Instructions for the task |
Without the pictures, give the entries below again exactly as written.

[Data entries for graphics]
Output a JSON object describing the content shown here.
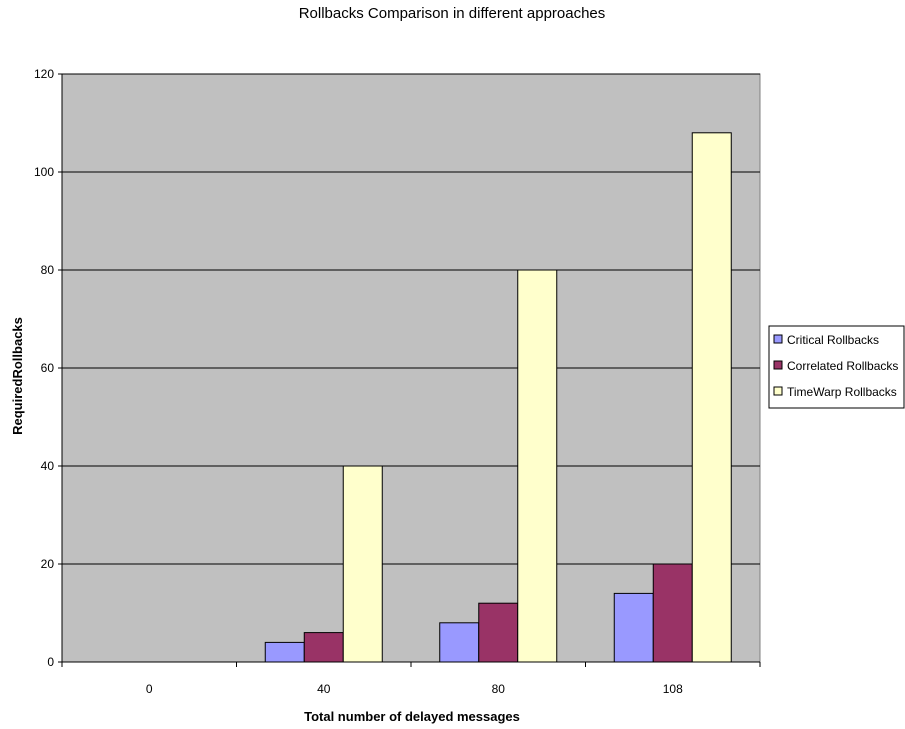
{
  "chart_data": {
    "type": "bar",
    "title": "Rollbacks Comparison in different approaches",
    "xlabel": "Total number of delayed messages",
    "ylabel": "RequiredRollbacks",
    "categories": [
      "0",
      "40",
      "80",
      "108"
    ],
    "series": [
      {
        "name": "Critical Rollbacks",
        "values": [
          0,
          4,
          8,
          14
        ],
        "color": "#9999ff"
      },
      {
        "name": "Correlated Rollbacks",
        "values": [
          0,
          6,
          12,
          20
        ],
        "color": "#993366"
      },
      {
        "name": "TimeWarp Rollbacks",
        "values": [
          0,
          40,
          80,
          108
        ],
        "color": "#ffffcc"
      }
    ],
    "ylim": [
      0,
      120
    ],
    "yticks": [
      0,
      20,
      40,
      60,
      80,
      100,
      120
    ],
    "grid": true,
    "plot_background": "#c0c0c0",
    "legend_position": "right"
  }
}
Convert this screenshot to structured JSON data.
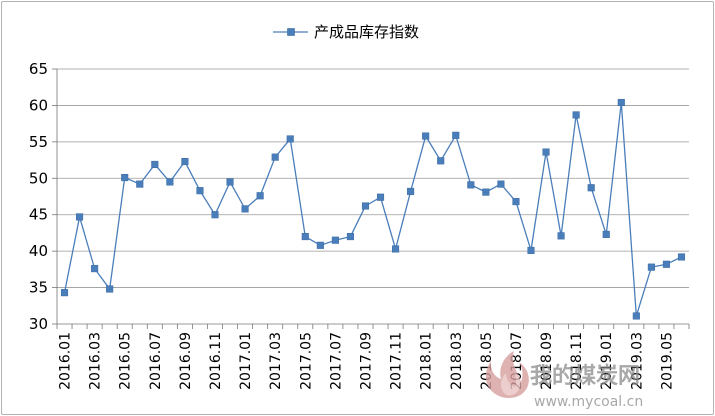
{
  "chart_data": {
    "type": "line",
    "title": "",
    "xlabel": "",
    "ylabel": "",
    "ylim": [
      30,
      65
    ],
    "yticks": [
      30,
      35,
      40,
      45,
      50,
      55,
      60,
      65
    ],
    "grid": "horizontal",
    "legend_position": "top-center",
    "x": [
      "2016.01",
      "2016.02",
      "2016.03",
      "2016.04",
      "2016.05",
      "2016.06",
      "2016.07",
      "2016.08",
      "2016.09",
      "2016.10",
      "2016.11",
      "2016.12",
      "2017.01",
      "2017.02",
      "2017.03",
      "2017.04",
      "2017.05",
      "2017.06",
      "2017.07",
      "2017.08",
      "2017.09",
      "2017.10",
      "2017.11",
      "2017.12",
      "2018.01",
      "2018.02",
      "2018.03",
      "2018.04",
      "2018.05",
      "2018.06",
      "2018.07",
      "2018.08",
      "2018.09",
      "2018.10",
      "2018.11",
      "2018.12",
      "2019.01",
      "2019.02",
      "2019.03",
      "2019.04",
      "2019.05",
      "2019.06"
    ],
    "x_tick_labels": [
      "2016.01",
      "2016.03",
      "2016.05",
      "2016.07",
      "2016.09",
      "2016.11",
      "2017.01",
      "2017.03",
      "2017.05",
      "2017.07",
      "2017.09",
      "2017.11",
      "2018.01",
      "2018.03",
      "2018.05",
      "2018.07",
      "2018.09",
      "2018.11",
      "2019.01",
      "2019.03",
      "2019.05"
    ],
    "series": [
      {
        "name": "产成品库存指数",
        "color": "#4a7ebb",
        "values": [
          34.3,
          44.7,
          37.6,
          34.8,
          50.1,
          49.2,
          51.9,
          49.5,
          52.3,
          48.3,
          45.0,
          49.5,
          45.8,
          47.6,
          52.9,
          55.4,
          42.0,
          40.8,
          41.5,
          42.0,
          46.2,
          47.4,
          40.3,
          48.2,
          55.8,
          52.4,
          55.9,
          49.1,
          48.1,
          49.2,
          46.8,
          40.1,
          53.6,
          42.1,
          58.7,
          48.7,
          42.3,
          60.4,
          31.1,
          37.8,
          38.2,
          39.2
        ]
      }
    ]
  },
  "watermark": {
    "brand": "我的煤炭网",
    "url": "www.mycoal.cn"
  }
}
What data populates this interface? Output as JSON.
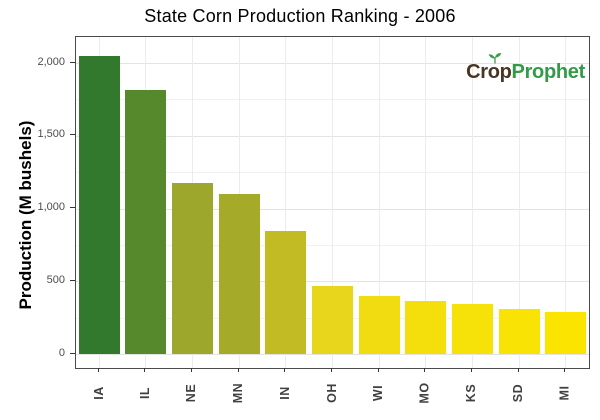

Answer to this problem |
Output a JSON object describing the content shown here.
{
  "chart_data": {
    "type": "bar",
    "title": "Rollbacks Comparison in different approaches",
    "xlabel": "Total number of delayed messages",
    "ylabel": "RequiredRollbacks",
    "categories": [
      "0",
      "40",
      "80",
      "108"
    ],
    "series": [
      {
        "name": "Critical Rollbacks",
        "values": [
          0,
          4,
          8,
          14
        ],
        "color": "#9999ff"
      },
      {
        "name": "Correlated Rollbacks",
        "values": [
          0,
          6,
          12,
          20
        ],
        "color": "#993366"
      },
      {
        "name": "TimeWarp Rollbacks",
        "values": [
          0,
          40,
          80,
          108
        ],
        "color": "#ffffcc"
      }
    ],
    "ylim": [
      0,
      120
    ],
    "yticks": [
      0,
      20,
      40,
      60,
      80,
      100,
      120
    ],
    "grid": true,
    "plot_background": "#c0c0c0",
    "legend_position": "right"
  }
}
Convert this screenshot to structured JSON data.
{
  "chart_data": {
    "type": "line",
    "title": "",
    "xlabel": "",
    "ylabel": "",
    "ylim": [
      30,
      65
    ],
    "yticks": [
      30,
      35,
      40,
      45,
      50,
      55,
      60,
      65
    ],
    "grid": "horizontal",
    "legend_position": "top-center",
    "x": [
      "2016.01",
      "2016.02",
      "2016.03",
      "2016.04",
      "2016.05",
      "2016.06",
      "2016.07",
      "2016.08",
      "2016.09",
      "2016.10",
      "2016.11",
      "2016.12",
      "2017.01",
      "2017.02",
      "2017.03",
      "2017.04",
      "2017.05",
      "2017.06",
      "2017.07",
      "2017.08",
      "2017.09",
      "2017.10",
      "2017.11",
      "2017.12",
      "2018.01",
      "2018.02",
      "2018.03",
      "2018.04",
      "2018.05",
      "2018.06",
      "2018.07",
      "2018.08",
      "2018.09",
      "2018.10",
      "2018.11",
      "2018.12",
      "2019.01",
      "2019.02",
      "2019.03",
      "2019.04",
      "2019.05",
      "2019.06"
    ],
    "x_tick_labels": [
      "2016.01",
      "2016.03",
      "2016.05",
      "2016.07",
      "2016.09",
      "2016.11",
      "2017.01",
      "2017.03",
      "2017.05",
      "2017.07",
      "2017.09",
      "2017.11",
      "2018.01",
      "2018.03",
      "2018.05",
      "2018.07",
      "2018.09",
      "2018.11",
      "2019.01",
      "2019.03",
      "2019.05"
    ],
    "series": [
      {
        "name": "产成品库存指数",
        "color": "#4a7ebb",
        "values": [
          34.3,
          44.7,
          37.6,
          34.8,
          50.1,
          49.2,
          51.9,
          49.5,
          52.3,
          48.3,
          45.0,
          49.5,
          45.8,
          47.6,
          52.9,
          55.4,
          42.0,
          40.8,
          41.5,
          42.0,
          46.2,
          47.4,
          40.3,
          48.2,
          55.8,
          52.4,
          55.9,
          49.1,
          48.1,
          49.2,
          46.8,
          40.1,
          53.6,
          42.1,
          58.7,
          48.7,
          42.3,
          60.4,
          31.1,
          37.8,
          38.2,
          39.2
        ]
      }
    ]
  },
  "watermark": {
    "brand": "我的煤炭网",
    "url": "www.mycoal.cn"
  }
}
What data populates this interface? Output as JSON.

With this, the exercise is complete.